Records:
· · · · · · ·

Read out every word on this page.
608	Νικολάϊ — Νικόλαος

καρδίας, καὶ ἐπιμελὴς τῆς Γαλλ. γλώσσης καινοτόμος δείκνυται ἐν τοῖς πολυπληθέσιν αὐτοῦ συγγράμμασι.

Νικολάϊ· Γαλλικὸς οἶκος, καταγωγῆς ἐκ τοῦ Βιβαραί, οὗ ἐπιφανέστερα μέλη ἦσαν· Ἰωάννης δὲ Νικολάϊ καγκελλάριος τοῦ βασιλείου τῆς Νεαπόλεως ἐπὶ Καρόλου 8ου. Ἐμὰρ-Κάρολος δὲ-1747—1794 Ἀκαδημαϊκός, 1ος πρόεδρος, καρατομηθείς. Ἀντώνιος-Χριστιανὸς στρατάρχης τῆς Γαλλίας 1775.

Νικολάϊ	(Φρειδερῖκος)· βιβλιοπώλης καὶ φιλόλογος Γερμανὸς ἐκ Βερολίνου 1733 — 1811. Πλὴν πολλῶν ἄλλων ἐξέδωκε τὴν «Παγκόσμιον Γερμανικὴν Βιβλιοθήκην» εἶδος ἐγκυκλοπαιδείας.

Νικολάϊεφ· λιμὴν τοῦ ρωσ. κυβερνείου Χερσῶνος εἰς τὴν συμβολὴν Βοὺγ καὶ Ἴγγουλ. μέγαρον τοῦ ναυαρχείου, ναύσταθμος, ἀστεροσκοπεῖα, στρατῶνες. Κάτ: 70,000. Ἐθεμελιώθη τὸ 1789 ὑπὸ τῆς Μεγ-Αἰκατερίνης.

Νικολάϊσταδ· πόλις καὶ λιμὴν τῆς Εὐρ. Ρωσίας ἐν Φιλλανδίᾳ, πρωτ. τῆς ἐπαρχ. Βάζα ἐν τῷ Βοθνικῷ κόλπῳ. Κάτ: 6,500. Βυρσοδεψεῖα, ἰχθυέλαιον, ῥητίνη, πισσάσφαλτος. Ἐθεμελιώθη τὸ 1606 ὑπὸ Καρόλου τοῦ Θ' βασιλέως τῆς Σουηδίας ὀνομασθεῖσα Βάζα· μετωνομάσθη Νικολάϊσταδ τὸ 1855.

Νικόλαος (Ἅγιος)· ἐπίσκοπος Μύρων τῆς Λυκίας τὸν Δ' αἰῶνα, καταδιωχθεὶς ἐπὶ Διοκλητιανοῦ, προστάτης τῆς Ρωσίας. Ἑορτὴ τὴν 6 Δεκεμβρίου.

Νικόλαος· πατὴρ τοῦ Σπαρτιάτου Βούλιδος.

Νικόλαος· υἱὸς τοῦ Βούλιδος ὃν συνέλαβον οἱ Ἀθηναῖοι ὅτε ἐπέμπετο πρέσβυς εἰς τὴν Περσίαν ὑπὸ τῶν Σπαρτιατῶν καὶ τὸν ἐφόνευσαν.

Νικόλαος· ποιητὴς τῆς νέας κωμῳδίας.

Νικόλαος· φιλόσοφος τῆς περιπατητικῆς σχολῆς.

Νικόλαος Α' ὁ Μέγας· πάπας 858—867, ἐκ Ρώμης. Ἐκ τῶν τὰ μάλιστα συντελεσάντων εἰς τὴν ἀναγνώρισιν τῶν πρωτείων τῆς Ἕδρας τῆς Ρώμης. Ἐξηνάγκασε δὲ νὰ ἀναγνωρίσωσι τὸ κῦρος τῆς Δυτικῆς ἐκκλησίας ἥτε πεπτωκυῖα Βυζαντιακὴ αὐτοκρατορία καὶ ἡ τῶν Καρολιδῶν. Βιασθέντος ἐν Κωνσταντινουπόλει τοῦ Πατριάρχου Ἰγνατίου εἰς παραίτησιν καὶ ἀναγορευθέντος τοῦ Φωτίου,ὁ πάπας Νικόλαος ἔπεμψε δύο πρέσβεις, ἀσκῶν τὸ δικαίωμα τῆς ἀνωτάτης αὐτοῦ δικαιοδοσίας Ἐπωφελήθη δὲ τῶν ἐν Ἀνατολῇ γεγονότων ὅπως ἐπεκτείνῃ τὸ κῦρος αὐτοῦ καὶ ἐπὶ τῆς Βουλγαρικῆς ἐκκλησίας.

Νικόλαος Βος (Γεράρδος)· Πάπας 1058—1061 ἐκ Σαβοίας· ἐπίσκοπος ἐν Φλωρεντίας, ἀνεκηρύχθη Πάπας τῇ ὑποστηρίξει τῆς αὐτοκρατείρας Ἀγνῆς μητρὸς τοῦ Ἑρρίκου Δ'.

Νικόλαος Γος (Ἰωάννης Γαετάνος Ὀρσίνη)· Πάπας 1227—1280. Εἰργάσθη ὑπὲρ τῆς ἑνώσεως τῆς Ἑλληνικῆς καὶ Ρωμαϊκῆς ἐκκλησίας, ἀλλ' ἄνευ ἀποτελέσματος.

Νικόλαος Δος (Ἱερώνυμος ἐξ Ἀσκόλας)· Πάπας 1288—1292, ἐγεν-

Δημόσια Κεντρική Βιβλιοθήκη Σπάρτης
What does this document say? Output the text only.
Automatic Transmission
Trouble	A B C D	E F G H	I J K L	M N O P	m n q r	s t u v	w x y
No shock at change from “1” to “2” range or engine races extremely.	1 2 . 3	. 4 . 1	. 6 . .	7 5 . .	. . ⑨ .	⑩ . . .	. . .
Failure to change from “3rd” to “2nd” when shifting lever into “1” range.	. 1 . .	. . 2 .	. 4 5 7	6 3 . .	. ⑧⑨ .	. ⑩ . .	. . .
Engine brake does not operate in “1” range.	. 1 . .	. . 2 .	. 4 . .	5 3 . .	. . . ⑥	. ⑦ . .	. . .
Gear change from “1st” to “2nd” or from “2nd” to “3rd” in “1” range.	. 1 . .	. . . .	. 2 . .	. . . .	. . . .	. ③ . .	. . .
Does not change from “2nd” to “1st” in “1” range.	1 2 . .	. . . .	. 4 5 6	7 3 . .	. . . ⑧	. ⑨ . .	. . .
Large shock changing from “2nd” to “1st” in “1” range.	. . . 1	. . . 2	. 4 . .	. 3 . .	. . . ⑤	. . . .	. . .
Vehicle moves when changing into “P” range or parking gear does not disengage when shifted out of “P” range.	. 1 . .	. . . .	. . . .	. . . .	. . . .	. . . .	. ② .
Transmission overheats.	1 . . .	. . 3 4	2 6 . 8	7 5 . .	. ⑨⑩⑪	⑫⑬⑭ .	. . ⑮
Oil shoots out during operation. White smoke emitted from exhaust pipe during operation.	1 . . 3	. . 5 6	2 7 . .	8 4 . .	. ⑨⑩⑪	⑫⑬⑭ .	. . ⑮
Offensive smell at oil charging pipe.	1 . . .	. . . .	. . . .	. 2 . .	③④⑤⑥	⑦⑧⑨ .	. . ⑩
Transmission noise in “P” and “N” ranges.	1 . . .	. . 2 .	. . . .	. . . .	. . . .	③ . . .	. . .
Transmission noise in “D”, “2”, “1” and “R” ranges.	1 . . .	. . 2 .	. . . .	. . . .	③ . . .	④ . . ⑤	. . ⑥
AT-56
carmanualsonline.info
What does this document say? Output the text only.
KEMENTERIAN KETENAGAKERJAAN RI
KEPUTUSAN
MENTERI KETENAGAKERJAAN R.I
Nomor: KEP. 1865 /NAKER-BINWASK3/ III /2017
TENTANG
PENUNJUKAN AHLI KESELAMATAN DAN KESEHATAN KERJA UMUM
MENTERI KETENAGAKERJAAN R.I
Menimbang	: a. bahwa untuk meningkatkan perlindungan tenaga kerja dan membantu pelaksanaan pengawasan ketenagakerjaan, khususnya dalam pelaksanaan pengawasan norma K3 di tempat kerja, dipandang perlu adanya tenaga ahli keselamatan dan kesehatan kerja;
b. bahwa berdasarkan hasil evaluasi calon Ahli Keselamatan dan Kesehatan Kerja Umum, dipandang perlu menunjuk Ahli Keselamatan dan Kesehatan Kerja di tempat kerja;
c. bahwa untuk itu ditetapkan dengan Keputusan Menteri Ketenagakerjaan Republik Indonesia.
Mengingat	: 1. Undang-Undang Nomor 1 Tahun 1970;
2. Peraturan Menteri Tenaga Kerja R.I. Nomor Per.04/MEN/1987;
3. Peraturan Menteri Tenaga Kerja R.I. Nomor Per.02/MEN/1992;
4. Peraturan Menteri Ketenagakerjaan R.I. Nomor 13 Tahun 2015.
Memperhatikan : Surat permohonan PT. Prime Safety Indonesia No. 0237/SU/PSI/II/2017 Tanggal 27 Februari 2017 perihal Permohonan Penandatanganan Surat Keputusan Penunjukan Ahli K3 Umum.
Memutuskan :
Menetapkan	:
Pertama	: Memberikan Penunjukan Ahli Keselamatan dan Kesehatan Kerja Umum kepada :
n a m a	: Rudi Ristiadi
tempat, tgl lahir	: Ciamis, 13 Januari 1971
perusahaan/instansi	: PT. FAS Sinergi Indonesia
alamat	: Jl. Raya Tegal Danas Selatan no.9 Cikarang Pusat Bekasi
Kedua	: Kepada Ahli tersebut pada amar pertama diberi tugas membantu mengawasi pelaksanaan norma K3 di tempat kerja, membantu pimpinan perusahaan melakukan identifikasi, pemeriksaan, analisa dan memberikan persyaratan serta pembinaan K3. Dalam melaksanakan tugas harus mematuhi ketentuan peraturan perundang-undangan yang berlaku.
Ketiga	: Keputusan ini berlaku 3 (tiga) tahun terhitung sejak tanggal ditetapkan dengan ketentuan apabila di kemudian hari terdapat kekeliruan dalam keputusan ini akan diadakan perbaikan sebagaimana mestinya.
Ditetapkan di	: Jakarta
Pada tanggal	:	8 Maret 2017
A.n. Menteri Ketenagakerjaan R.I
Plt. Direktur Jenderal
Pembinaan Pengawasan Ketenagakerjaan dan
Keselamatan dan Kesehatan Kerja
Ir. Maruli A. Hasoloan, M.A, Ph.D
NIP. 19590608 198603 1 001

· · · · · · ·

## Brief
Tally every line of the listing that holds the string "when", then give the number by itself.

## Finished exercise
2